WHAT YOU ARE ASKED TO DO
Please write out the material below exactly as given.

THE DATA
------------------------------
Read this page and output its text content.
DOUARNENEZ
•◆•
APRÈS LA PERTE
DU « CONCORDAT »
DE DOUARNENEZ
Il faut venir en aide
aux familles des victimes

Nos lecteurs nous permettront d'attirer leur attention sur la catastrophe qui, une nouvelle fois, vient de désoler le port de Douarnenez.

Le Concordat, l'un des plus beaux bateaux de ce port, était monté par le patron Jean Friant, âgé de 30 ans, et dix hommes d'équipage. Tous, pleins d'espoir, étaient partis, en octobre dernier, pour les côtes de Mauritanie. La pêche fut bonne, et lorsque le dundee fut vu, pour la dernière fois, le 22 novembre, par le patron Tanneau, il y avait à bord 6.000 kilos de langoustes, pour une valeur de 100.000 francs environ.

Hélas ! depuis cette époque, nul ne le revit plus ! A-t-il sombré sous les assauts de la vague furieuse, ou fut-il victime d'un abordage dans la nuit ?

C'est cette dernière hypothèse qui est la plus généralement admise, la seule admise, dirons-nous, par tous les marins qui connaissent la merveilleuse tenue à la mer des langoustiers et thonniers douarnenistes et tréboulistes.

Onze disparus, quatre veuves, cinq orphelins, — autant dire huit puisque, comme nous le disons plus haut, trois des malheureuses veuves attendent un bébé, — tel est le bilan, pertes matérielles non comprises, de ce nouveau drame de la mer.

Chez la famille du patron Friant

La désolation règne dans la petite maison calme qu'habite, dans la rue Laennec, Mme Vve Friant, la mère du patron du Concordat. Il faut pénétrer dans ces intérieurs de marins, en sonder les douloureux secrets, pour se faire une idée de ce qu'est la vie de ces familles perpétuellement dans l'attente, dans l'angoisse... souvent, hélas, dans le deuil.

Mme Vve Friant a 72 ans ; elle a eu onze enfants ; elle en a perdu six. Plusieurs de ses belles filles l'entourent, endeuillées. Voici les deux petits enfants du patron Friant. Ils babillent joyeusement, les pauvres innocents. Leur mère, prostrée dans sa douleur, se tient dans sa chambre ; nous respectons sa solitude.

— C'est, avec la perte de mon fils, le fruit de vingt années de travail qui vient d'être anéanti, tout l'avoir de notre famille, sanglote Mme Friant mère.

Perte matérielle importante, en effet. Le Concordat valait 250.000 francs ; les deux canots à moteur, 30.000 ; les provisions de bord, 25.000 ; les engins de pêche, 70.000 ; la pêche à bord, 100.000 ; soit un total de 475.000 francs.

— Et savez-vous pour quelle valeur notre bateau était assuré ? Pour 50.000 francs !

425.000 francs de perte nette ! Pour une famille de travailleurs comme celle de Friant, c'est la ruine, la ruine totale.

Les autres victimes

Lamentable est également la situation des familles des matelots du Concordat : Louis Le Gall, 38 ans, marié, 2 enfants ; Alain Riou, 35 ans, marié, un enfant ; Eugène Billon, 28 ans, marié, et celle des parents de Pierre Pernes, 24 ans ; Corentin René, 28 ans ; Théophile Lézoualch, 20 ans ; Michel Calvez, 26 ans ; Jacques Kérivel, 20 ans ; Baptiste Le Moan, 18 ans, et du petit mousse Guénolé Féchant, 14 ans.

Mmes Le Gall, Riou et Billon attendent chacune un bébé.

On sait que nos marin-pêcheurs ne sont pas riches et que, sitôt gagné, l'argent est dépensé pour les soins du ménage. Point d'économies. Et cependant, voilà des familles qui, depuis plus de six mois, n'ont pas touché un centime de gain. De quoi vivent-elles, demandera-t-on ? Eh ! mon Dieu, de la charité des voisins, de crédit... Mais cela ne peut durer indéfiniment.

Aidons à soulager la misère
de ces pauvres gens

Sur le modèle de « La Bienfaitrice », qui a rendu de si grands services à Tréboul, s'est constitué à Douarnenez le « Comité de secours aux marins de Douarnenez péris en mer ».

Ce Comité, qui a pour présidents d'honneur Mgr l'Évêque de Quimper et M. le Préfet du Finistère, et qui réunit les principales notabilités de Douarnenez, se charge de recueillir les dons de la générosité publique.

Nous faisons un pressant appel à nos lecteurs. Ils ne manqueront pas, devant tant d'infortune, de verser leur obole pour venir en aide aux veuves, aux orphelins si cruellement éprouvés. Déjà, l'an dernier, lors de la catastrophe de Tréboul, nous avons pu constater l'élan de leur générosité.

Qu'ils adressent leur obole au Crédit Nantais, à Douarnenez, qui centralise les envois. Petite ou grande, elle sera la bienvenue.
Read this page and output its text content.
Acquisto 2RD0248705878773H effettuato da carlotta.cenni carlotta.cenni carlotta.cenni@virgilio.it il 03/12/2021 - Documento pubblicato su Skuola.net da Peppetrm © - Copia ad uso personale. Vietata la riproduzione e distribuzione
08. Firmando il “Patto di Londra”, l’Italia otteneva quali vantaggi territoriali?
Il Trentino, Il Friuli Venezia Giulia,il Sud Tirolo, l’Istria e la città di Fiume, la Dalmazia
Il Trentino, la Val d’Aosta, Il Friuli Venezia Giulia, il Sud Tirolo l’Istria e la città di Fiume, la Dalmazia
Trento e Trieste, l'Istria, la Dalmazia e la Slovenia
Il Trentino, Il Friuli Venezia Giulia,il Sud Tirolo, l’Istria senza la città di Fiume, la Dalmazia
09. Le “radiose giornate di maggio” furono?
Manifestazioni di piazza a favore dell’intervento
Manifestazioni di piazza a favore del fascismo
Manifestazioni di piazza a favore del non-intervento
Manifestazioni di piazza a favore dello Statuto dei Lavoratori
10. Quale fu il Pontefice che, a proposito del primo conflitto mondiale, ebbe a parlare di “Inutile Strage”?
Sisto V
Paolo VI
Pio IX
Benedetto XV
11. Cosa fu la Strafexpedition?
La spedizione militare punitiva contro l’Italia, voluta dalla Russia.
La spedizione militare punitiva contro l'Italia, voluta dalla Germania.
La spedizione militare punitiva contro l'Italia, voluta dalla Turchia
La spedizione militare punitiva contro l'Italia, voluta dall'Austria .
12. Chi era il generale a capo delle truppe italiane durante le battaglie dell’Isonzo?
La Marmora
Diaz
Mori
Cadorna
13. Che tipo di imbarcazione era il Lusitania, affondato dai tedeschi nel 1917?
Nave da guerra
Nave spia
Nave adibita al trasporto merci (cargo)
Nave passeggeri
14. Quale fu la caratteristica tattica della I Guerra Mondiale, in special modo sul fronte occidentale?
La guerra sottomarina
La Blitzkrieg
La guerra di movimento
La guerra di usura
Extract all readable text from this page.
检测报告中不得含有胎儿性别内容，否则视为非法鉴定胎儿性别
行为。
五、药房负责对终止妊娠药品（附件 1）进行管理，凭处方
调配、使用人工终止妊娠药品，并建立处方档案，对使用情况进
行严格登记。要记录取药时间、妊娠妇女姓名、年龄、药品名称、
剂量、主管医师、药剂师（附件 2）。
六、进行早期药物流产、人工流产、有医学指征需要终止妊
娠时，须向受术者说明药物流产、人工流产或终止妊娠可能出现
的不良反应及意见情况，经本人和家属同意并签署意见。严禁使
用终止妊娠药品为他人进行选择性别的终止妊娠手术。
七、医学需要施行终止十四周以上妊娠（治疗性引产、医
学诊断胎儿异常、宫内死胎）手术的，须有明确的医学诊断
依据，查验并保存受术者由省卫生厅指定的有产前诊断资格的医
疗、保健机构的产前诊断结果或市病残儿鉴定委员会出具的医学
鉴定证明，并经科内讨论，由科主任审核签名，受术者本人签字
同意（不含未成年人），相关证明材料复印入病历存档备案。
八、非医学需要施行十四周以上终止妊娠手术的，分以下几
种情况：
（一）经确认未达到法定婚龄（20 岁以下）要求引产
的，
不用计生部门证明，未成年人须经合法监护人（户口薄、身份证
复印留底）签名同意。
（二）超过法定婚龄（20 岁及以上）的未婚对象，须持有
------------------------------
ANSWER FOR THE TASK
Read this page and output its text content.
DOUARNENEZ
•◆•
APRÈS LA PERTE
DU « CONCORDAT »
DE DOUARNENEZ
Il faut venir en aide
aux familles des victimes

Nos lecteurs nous permettront d'attirer leur attention sur la catastrophe qui, une nouvelle fois, vient de désoler le port de Douarnenez.

Le Concordat, l'un des plus beaux bateaux de ce port, était monté par le patron Jean Friant, âgé de 30 ans, et dix hommes d'équipage. Tous, pleins d'espoir, étaient partis, en octobre dernier, pour les côtes de Mauritanie. La pêche fut bonne, et lorsque le dundee fut vu, pour la dernière fois, le 22 novembre, par le patron Tanneau, il y avait à bord 6.000 kilos de langoustes, pour une valeur de 100.000 francs environ.

Hélas ! depuis cette époque, nul ne le revit plus ! A-t-il sombré sous les assauts de la vague furieuse, ou fut-il victime d'un abordage dans la nuit ?

C'est cette dernière hypothèse qui est la plus généralement admise, la seule admise, dirons-nous, par tous les marins qui connaissent la merveilleuse tenue à la mer des langoustiers et thonniers douarnenistes et tréboulistes.

Onze disparus, quatre veuves, cinq orphelins, — autant dire huit puisque, comme nous le disons plus haut, trois des malheureuses veuves attendent un bébé, — tel est le bilan, pertes matérielles non comprises, de ce nouveau drame de la mer.

Chez la famille du patron Friant

La désolation règne dans la petite maison calme qu'habite, dans la rue Laennec, Mme Vve Friant, la mère du patron du Concordat. Il faut pénétrer dans ces intérieurs de marins, en sonder les douloureux secrets, pour se faire une idée de ce qu'est la vie de ces familles perpétuellement dans l'attente, dans l'angoisse... souvent, hélas, dans le deuil.

Mme Vve Friant a 72 ans ; elle a eu onze enfants ; elle en a perdu six. Plusieurs de ses belles filles l'entourent, endeuillées. Voici les deux petits enfants du patron Friant. Ils babillent joyeusement, les pauvres innocents. Leur mère, prostrée dans sa douleur, se tient dans sa chambre ; nous respectons sa solitude.

— C'est, avec la perte de mon fils, le fruit de vingt années de travail qui vient d'être anéanti, tout l'avoir de notre famille, sanglote Mme Friant mère.

Perte matérielle importante, en effet. Le Concordat valait 250.000 francs ; les deux canots à moteur, 30.000 ; les provisions de bord, 25.000 ; les engins de pêche, 70.000 ; la pêche à bord, 100.000 ; soit un total de 475.000 francs.

— Et savez-vous pour quelle valeur notre bateau était assuré ? Pour 50.000 francs !

425.000 francs de perte nette ! Pour une famille de travailleurs comme celle de Friant, c'est la ruine, la ruine totale.

Les autres victimes

Lamentable est également la situation des familles des matelots du Concordat : Louis Le Gall, 38 ans, marié, 2 enfants ; Alain Riou, 35 ans, marié, un enfant ; Eugène Billon, 28 ans, marié, et celle des parents de Pierre Pernes, 24 ans ; Corentin René, 28 ans ; Théophile Lézoualch, 20 ans ; Michel Calvez, 26 ans ; Jacques Kérivel, 20 ans ; Baptiste Le Moan, 18 ans, et du petit mousse Guénolé Féchant, 14 ans.

Mmes Le Gall, Riou et Billon attendent chacune un bébé.

On sait que nos marin-pêcheurs ne sont pas riches et que, sitôt gagné, l'argent est dépensé pour les soins du ménage. Point d'économies. Et cependant, voilà des familles qui, depuis plus de six mois, n'ont pas touché un centime de gain. De quoi vivent-elles, demandera-t-on ? Eh ! mon Dieu, de la charité des voisins, de crédit... Mais cela ne peut durer indéfiniment.

Aidons à soulager la misère
de ces pauvres gens

Sur le modèle de « La Bienfaitrice », qui a rendu de si grands services à Tréboul, s'est constitué à Douarnenez le « Comité de secours aux marins de Douarnenez péris en mer ».

Ce Comité, qui a pour présidents d'honneur Mgr l'Évêque de Quimper et M. le Préfet du Finistère, et qui réunit les principales notabilités de Douarnenez, se charge de recueillir les dons de la générosité publique.

Nous faisons un pressant appel à nos lecteurs. Ils ne manqueront pas, devant tant d'infortune, de verser leur obole pour venir en aide aux veuves, aux orphelins si cruellement éprouvés. Déjà, l'an dernier, lors de la catastrophe de Tréboul, nous avons pu constater l'élan de leur générosité.

Qu'ils adressent leur obole au Crédit Nantais, à Douarnenez, qui centralise les envois. Petite ou grande, elle sera la bienvenue.
Read this page and output its text content.
Acquisto 2RD0248705878773H effettuato da carlotta.cenni carlotta.cenni carlotta.cenni@virgilio.it il 03/12/2021 - Documento pubblicato su Skuola.net da Peppetrm © - Copia ad uso personale. Vietata la riproduzione e distribuzione
08. Firmando il “Patto di Londra”, l’Italia otteneva quali vantaggi territoriali?
Il Trentino, Il Friuli Venezia Giulia,il Sud Tirolo, l’Istria e la città di Fiume, la Dalmazia
Il Trentino, la Val d’Aosta, Il Friuli Venezia Giulia, il Sud Tirolo l’Istria e la città di Fiume, la Dalmazia
Trento e Trieste, l'Istria, la Dalmazia e la Slovenia
Il Trentino, Il Friuli Venezia Giulia,il Sud Tirolo, l’Istria senza la città di Fiume, la Dalmazia
09. Le “radiose giornate di maggio” furono?
Manifestazioni di piazza a favore dell’intervento
Manifestazioni di piazza a favore del fascismo
Manifestazioni di piazza a favore del non-intervento
Manifestazioni di piazza a favore dello Statuto dei Lavoratori
10. Quale fu il Pontefice che, a proposito del primo conflitto mondiale, ebbe a parlare di “Inutile Strage”?
Sisto V
Paolo VI
Pio IX
Benedetto XV
11. Cosa fu la Strafexpedition?
La spedizione militare punitiva contro l’Italia, voluta dalla Russia.
La spedizione militare punitiva contro l'Italia, voluta dalla Germania.
La spedizione militare punitiva contro l'Italia, voluta dalla Turchia
La spedizione militare punitiva contro l'Italia, voluta dall'Austria .
12. Chi era il generale a capo delle truppe italiane durante le battaglie dell’Isonzo?
La Marmora
Diaz
Mori
Cadorna
13. Che tipo di imbarcazione era il Lusitania, affondato dai tedeschi nel 1917?
Nave da guerra
Nave spia
Nave adibita al trasporto merci (cargo)
Nave passeggeri
14. Quale fu la caratteristica tattica della I Guerra Mondiale, in special modo sul fronte occidentale?
La guerra sottomarina
La Blitzkrieg
La guerra di movimento
La guerra di usura
Extract all readable text from this page.
检测报告中不得含有胎儿性别内容，否则视为非法鉴定胎儿性别
行为。
五、药房负责对终止妊娠药品（附件 1）进行管理，凭处方
调配、使用人工终止妊娠药品，并建立处方档案，对使用情况进
行严格登记。要记录取药时间、妊娠妇女姓名、年龄、药品名称、
剂量、主管医师、药剂师（附件 2）。
六、进行早期药物流产、人工流产、有医学指征需要终止妊
娠时，须向受术者说明药物流产、人工流产或终止妊娠可能出现
的不良反应及意见情况，经本人和家属同意并签署意见。严禁使
用终止妊娠药品为他人进行选择性别的终止妊娠手术。
七、医学需要施行终止十四周以上妊娠（治疗性引产、医
学诊断胎儿异常、宫内死胎）手术的，须有明确的医学诊断
依据，查验并保存受术者由省卫生厅指定的有产前诊断资格的医
疗、保健机构的产前诊断结果或市病残儿鉴定委员会出具的医学
鉴定证明，并经科内讨论，由科主任审核签名，受术者本人签字
同意（不含未成年人），相关证明材料复印入病历存档备案。
八、非医学需要施行十四周以上终止妊娠手术的，分以下几
种情况：
（一）经确认未达到法定婚龄（20 岁以下）要求引产
的，
不用计生部门证明，未成年人须经合法监护人（户口薄、身份证
复印留底）签名同意。
（二）超过法定婚龄（20 岁及以上）的未婚对象，须持有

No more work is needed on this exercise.